Data records
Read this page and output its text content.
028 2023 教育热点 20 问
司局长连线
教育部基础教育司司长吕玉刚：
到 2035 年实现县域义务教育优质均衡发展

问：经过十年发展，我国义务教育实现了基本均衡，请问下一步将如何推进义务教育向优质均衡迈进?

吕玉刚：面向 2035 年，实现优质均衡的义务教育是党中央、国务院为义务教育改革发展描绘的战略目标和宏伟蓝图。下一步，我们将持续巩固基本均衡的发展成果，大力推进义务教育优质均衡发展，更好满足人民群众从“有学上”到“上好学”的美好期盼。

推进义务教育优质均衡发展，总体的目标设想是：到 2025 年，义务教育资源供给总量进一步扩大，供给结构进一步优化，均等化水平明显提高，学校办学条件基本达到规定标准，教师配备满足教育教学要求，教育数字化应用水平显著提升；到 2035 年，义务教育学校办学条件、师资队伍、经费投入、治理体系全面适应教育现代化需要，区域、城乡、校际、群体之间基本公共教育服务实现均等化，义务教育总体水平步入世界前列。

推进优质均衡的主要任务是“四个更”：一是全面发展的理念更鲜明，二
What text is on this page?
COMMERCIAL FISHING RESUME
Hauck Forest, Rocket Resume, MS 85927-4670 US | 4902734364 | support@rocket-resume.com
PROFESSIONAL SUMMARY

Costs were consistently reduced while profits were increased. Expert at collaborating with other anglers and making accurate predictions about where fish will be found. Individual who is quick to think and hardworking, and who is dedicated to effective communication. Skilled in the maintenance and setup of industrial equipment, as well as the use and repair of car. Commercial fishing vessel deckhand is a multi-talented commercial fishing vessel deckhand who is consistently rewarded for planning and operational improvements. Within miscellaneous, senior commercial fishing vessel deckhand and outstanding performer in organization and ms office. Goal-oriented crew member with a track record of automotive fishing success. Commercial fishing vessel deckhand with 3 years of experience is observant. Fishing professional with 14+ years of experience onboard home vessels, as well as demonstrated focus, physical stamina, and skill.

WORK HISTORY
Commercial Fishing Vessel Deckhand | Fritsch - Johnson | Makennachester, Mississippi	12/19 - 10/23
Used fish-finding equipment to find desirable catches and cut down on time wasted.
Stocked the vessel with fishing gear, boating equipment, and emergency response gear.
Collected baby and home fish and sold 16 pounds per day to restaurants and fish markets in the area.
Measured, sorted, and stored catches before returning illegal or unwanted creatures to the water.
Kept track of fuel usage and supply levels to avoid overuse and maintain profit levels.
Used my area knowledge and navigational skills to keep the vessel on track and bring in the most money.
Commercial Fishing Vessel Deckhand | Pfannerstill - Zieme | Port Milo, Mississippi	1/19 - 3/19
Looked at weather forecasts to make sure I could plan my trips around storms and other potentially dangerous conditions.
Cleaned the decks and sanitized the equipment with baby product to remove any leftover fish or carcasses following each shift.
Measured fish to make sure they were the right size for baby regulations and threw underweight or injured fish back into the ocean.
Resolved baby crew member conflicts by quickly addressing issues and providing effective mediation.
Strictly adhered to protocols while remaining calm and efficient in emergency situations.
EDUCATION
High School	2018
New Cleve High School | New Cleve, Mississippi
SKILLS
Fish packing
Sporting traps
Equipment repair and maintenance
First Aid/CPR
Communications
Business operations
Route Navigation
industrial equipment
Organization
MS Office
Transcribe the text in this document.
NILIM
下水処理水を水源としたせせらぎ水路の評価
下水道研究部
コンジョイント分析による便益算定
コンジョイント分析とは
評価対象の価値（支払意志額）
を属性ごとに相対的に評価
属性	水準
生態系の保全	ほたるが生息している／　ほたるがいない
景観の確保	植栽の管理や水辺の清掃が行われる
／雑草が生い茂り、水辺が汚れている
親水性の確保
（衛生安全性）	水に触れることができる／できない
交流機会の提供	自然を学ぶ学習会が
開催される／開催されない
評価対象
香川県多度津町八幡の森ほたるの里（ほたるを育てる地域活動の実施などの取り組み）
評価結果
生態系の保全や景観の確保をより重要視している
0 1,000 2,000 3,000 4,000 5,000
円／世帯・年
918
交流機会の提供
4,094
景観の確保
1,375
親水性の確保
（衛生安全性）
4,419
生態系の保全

*Task goal*
From the listing above, copy every line that includes the word "emergency".

*Full solution*
Stocked the vessel with fishing gear, boating equipment, and emergency response gear.
Strictly adhered to protocols while remaining calm and efficient in emergency situations.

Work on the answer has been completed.